= TASK DESCRIPTION =
Output the entries verbatim, including every line.

= Recorded data =
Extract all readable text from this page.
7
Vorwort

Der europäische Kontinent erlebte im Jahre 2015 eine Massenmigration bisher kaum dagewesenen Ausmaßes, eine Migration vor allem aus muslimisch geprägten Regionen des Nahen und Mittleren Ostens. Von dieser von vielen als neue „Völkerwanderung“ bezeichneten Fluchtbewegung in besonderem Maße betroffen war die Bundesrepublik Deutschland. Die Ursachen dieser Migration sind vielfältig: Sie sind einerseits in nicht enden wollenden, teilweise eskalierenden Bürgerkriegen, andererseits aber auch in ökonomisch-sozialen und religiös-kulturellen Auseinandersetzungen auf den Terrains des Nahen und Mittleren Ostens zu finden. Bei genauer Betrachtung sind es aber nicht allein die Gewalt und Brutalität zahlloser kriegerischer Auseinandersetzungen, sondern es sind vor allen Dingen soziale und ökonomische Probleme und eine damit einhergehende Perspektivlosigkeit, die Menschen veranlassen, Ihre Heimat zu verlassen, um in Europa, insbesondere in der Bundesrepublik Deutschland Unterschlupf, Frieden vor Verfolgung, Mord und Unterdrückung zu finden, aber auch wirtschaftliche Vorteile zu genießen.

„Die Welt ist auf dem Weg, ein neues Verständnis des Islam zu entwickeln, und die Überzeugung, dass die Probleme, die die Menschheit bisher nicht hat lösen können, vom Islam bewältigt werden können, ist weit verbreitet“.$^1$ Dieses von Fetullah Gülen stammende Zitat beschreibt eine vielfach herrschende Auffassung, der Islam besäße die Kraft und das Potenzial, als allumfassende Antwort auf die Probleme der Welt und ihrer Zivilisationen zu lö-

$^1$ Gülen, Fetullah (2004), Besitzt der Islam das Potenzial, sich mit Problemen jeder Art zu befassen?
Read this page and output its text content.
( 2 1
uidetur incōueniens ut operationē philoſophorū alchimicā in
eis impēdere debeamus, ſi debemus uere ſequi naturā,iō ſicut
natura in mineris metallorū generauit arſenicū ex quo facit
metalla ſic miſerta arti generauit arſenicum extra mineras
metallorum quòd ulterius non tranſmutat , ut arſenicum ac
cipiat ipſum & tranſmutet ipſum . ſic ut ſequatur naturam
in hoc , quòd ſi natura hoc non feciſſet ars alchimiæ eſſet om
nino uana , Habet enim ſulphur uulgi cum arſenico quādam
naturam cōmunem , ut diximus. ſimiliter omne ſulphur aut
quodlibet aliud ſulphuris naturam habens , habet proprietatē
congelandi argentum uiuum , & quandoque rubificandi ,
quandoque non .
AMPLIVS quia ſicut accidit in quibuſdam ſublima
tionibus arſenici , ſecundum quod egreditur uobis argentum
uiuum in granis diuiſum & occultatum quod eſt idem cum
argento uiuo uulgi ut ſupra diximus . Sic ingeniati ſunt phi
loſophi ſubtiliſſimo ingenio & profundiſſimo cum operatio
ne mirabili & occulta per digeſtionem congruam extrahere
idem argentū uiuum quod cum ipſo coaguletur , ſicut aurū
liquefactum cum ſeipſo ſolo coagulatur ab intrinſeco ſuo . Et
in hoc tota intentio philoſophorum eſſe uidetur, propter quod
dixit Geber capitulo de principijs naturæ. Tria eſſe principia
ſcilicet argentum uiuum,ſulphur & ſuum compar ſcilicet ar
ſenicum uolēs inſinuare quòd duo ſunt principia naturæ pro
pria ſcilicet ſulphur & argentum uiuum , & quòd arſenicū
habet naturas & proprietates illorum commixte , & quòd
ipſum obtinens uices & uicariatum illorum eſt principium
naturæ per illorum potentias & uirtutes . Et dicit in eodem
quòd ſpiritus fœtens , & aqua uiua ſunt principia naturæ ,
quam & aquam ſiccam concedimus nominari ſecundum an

= TASK RESULT =
Extract all readable text from this page.
7
Vorwort

Der europäische Kontinent erlebte im Jahre 2015 eine Massenmigration bisher kaum dagewesenen Ausmaßes, eine Migration vor allem aus muslimisch geprägten Regionen des Nahen und Mittleren Ostens. Von dieser von vielen als neue „Völkerwanderung“ bezeichneten Fluchtbewegung in besonderem Maße betroffen war die Bundesrepublik Deutschland. Die Ursachen dieser Migration sind vielfältig: Sie sind einerseits in nicht enden wollenden, teilweise eskalierenden Bürgerkriegen, andererseits aber auch in ökonomisch-sozialen und religiös-kulturellen Auseinandersetzungen auf den Terrains des Nahen und Mittleren Ostens zu finden. Bei genauer Betrachtung sind es aber nicht allein die Gewalt und Brutalität zahlloser kriegerischer Auseinandersetzungen, sondern es sind vor allen Dingen soziale und ökonomische Probleme und eine damit einhergehende Perspektivlosigkeit, die Menschen veranlassen, Ihre Heimat zu verlassen, um in Europa, insbesondere in der Bundesrepublik Deutschland Unterschlupf, Frieden vor Verfolgung, Mord und Unterdrückung zu finden, aber auch wirtschaftliche Vorteile zu genießen.

„Die Welt ist auf dem Weg, ein neues Verständnis des Islam zu entwickeln, und die Überzeugung, dass die Probleme, die die Menschheit bisher nicht hat lösen können, vom Islam bewältigt werden können, ist weit verbreitet“.$^1$ Dieses von Fetullah Gülen stammende Zitat beschreibt eine vielfach herrschende Auffassung, der Islam besäße die Kraft und das Potenzial, als allumfassende Antwort auf die Probleme der Welt und ihrer Zivilisationen zu lö-

$^1$ Gülen, Fetullah (2004), Besitzt der Islam das Potenzial, sich mit Problemen jeder Art zu befassen?
Read this page and output its text content.
( 2 1
uidetur incōueniens ut operationē philoſophorū alchimicā in
eis impēdere debeamus, ſi debemus uere ſequi naturā,iō ſicut
natura in mineris metallorū generauit arſenicū ex quo facit
metalla ſic miſerta arti generauit arſenicum extra mineras
metallorum quòd ulterius non tranſmutat , ut arſenicum ac
cipiat ipſum & tranſmutet ipſum . ſic ut ſequatur naturam
in hoc , quòd ſi natura hoc non feciſſet ars alchimiæ eſſet om
nino uana , Habet enim ſulphur uulgi cum arſenico quādam
naturam cōmunem , ut diximus. ſimiliter omne ſulphur aut
quodlibet aliud ſulphuris naturam habens , habet proprietatē
congelandi argentum uiuum , & quandoque rubificandi ,
quandoque non .
AMPLIVS quia ſicut accidit in quibuſdam ſublima
tionibus arſenici , ſecundum quod egreditur uobis argentum
uiuum in granis diuiſum & occultatum quod eſt idem cum
argento uiuo uulgi ut ſupra diximus . Sic ingeniati ſunt phi
loſophi ſubtiliſſimo ingenio & profundiſſimo cum operatio
ne mirabili & occulta per digeſtionem congruam extrahere
idem argentū uiuum quod cum ipſo coaguletur , ſicut aurū
liquefactum cum ſeipſo ſolo coagulatur ab intrinſeco ſuo . Et
in hoc tota intentio philoſophorum eſſe uidetur, propter quod
dixit Geber capitulo de principijs naturæ. Tria eſſe principia
ſcilicet argentum uiuum,ſulphur & ſuum compar ſcilicet ar
ſenicum uolēs inſinuare quòd duo ſunt principia naturæ pro
pria ſcilicet ſulphur & argentum uiuum , & quòd arſenicū
habet naturas & proprietates illorum commixte , & quòd
ipſum obtinens uices & uicariatum illorum eſt principium
naturæ per illorum potentias & uirtutes . Et dicit in eodem
quòd ſpiritus fœtens , & aqua uiua ſunt principia naturæ ,
quam & aquam ſiccam concedimus nominari ſecundum an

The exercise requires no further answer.